>> start Data excerpts

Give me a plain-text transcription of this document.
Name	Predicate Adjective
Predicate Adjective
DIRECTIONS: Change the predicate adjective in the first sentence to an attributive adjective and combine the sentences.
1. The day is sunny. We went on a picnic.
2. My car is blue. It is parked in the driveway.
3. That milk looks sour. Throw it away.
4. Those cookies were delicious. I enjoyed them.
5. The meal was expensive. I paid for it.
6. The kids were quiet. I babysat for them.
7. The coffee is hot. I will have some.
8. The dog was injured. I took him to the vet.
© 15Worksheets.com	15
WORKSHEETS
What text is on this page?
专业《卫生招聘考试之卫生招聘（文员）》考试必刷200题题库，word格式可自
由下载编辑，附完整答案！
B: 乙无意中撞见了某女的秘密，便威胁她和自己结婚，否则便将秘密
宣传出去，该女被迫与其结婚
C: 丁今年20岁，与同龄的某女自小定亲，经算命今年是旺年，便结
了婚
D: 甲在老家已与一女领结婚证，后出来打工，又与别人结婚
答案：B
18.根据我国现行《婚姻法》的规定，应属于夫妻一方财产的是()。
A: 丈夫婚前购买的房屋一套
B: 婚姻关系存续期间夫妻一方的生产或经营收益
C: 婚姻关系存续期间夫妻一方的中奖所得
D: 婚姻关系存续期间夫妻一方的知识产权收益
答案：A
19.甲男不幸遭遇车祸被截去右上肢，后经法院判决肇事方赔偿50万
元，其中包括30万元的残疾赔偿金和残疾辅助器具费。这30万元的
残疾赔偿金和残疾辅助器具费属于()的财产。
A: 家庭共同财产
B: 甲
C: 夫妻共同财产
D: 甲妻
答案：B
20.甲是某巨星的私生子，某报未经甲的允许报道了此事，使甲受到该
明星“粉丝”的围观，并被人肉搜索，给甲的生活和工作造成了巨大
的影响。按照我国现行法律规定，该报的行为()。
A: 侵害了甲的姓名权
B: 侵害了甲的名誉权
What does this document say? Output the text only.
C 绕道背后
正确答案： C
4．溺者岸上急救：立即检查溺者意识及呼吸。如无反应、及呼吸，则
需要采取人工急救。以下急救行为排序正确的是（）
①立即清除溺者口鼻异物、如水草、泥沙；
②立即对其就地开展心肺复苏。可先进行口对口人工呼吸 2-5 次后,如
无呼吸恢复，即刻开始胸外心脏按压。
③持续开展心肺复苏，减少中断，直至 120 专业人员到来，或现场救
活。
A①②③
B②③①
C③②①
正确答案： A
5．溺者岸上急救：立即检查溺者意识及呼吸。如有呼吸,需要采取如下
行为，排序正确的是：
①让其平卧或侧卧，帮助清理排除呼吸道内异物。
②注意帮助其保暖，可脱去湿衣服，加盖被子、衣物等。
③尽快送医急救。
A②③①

>> end Data excerpts

### Task to carry out
Using the listing above, locate the lines that hold "立即检查溺者意识及呼吸" and copy each one.

### Full output
4．溺者岸上急救：立即检查溺者意识及呼吸。如无反应、及呼吸，则
5．溺者岸上急救：立即检查溺者意识及呼吸。如有呼吸,需要采取如下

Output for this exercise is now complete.